▸ **TASK PROMPT**
Scan the records for the word "degrees". Copy each line that includes it.

▸ **INFORMATION SUPPLIED**
• • • •
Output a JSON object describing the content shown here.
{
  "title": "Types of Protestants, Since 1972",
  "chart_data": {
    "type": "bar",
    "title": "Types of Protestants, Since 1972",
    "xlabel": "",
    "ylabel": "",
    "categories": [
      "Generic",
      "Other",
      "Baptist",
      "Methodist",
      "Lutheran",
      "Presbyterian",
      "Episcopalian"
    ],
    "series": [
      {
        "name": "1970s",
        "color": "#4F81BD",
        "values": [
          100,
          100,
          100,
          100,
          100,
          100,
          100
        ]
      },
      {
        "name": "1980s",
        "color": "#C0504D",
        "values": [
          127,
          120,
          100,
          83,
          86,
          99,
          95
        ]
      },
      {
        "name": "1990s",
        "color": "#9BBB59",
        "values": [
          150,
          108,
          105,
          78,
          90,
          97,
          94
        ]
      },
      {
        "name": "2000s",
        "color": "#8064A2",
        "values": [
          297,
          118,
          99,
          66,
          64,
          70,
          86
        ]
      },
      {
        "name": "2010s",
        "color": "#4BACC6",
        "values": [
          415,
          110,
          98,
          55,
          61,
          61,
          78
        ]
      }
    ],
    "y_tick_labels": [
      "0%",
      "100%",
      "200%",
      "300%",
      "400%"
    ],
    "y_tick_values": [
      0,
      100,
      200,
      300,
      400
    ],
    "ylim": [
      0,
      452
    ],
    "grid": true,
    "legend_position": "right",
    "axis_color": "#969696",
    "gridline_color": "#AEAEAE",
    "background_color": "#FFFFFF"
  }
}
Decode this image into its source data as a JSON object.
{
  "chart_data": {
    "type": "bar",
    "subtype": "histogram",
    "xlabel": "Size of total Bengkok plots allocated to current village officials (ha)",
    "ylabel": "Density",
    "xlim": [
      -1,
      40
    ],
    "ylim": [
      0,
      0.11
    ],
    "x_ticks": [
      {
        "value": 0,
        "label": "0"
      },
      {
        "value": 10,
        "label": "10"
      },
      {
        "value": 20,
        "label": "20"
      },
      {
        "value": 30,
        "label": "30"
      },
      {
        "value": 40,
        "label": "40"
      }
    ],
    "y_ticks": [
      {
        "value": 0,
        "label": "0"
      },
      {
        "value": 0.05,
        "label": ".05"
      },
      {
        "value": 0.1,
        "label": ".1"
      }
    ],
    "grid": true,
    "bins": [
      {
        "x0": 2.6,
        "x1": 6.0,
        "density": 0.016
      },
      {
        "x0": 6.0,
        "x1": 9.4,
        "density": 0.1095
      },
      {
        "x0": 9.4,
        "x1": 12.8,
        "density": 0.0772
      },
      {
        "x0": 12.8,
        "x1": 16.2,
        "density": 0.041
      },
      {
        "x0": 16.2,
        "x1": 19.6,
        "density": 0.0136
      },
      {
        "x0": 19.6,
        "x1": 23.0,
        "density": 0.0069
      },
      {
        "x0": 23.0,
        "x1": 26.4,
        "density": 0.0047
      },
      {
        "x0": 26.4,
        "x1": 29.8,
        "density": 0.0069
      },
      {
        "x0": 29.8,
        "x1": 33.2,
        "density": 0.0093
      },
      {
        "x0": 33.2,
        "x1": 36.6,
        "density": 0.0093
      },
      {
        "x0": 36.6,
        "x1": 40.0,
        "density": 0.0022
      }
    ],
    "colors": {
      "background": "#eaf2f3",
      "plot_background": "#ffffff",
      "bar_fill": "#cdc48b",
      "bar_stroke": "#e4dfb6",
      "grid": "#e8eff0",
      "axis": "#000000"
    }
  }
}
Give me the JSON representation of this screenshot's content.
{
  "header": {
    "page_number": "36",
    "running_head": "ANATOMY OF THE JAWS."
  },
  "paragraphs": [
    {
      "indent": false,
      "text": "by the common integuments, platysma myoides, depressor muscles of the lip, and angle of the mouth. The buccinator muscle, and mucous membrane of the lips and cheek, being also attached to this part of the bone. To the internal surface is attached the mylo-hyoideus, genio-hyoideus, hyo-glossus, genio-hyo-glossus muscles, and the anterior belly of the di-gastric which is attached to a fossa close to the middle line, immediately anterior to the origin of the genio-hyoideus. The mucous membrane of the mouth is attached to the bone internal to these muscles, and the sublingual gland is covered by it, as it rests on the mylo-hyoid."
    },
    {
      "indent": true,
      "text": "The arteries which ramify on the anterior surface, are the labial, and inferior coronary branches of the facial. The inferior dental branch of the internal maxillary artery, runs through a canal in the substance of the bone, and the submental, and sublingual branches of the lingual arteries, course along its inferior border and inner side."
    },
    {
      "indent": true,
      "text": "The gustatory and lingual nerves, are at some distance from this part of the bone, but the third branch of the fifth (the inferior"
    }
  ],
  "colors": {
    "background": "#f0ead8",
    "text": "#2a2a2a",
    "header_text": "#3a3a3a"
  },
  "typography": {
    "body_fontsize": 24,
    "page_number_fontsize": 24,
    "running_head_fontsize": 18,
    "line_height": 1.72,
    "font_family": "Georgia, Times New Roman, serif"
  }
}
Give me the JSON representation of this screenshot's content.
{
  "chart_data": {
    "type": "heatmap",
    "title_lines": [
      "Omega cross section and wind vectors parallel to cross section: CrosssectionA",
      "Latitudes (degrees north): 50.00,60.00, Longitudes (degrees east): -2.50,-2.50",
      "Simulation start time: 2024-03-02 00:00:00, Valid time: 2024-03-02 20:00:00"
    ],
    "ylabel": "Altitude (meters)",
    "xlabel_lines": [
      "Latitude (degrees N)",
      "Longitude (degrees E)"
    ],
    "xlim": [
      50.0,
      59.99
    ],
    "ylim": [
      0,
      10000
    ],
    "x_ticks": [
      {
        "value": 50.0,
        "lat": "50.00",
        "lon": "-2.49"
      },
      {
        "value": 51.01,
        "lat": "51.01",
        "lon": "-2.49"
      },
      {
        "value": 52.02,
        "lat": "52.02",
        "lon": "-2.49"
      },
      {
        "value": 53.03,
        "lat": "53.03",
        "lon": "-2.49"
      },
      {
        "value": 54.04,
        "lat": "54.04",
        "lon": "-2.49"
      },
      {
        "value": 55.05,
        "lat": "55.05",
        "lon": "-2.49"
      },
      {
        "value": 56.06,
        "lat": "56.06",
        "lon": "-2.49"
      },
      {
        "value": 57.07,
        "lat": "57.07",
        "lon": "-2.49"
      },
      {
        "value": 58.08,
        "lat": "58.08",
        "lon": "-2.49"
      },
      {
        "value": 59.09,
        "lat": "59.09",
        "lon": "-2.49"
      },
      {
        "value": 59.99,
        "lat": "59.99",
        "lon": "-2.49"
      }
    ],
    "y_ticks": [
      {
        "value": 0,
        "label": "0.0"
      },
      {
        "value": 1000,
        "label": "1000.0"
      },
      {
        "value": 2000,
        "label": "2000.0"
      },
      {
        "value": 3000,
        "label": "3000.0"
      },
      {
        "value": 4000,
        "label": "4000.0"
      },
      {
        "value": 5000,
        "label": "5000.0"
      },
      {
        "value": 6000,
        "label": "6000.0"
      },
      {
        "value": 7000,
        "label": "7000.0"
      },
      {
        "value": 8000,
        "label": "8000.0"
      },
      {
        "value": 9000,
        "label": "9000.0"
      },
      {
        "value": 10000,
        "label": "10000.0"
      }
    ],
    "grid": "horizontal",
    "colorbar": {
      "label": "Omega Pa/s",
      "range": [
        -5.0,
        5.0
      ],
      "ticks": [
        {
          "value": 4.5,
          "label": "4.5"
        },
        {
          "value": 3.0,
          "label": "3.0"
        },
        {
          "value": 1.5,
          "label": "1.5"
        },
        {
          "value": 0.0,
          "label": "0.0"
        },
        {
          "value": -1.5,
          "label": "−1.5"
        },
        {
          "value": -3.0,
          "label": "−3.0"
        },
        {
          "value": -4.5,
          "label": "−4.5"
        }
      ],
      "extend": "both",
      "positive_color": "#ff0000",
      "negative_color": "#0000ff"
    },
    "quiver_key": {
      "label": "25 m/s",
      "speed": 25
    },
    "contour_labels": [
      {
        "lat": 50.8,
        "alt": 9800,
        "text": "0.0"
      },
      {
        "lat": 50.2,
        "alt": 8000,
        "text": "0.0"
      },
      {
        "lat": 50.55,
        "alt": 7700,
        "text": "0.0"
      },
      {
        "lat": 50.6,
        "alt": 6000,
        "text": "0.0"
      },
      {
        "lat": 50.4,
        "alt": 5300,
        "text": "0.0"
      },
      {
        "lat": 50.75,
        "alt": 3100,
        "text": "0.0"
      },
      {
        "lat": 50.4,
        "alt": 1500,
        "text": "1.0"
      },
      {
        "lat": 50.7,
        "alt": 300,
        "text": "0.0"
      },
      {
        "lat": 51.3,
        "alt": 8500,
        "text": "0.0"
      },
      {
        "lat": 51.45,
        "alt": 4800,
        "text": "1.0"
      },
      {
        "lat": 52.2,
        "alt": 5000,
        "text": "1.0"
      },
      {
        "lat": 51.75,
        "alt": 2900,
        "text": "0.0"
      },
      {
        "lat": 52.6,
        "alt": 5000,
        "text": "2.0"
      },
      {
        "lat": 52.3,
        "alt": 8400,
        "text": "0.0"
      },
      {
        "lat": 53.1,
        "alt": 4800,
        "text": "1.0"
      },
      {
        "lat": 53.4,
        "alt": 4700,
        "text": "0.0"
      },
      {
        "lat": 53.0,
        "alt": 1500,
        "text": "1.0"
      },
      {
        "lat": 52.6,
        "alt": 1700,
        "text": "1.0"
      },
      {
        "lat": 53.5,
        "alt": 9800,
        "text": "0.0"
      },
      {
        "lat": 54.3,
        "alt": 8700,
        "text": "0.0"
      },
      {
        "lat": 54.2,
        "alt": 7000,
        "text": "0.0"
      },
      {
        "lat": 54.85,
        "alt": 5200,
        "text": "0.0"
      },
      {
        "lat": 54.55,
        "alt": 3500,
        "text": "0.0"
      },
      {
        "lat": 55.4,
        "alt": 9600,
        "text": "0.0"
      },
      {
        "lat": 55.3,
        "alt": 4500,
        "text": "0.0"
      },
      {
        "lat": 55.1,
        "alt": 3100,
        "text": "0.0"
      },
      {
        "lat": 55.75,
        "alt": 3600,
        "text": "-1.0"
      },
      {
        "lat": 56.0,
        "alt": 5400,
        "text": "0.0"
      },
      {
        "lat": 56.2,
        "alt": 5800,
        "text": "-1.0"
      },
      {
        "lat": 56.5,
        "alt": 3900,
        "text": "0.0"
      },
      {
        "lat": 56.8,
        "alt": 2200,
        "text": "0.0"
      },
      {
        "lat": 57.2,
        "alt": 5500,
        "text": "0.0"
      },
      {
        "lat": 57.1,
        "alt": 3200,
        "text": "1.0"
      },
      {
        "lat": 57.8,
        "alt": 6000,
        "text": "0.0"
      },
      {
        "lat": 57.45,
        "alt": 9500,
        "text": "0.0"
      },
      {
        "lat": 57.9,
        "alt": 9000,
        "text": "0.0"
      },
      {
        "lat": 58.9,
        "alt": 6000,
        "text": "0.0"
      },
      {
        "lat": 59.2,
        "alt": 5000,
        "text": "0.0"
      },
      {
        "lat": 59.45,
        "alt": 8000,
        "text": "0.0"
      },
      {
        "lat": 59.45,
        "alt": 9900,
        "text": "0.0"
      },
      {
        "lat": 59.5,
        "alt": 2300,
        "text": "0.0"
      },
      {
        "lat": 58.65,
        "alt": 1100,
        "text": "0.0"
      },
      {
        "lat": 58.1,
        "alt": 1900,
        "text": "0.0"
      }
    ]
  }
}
• • • •
▸ **SOLUTION FOR THIS TASK**
      "Latitudes (degrees north): 50.00,60.00, Longitudes (degrees east): -2.50,-2.50",
      "Latitude (degrees N)",
      "Longitude (degrees E)"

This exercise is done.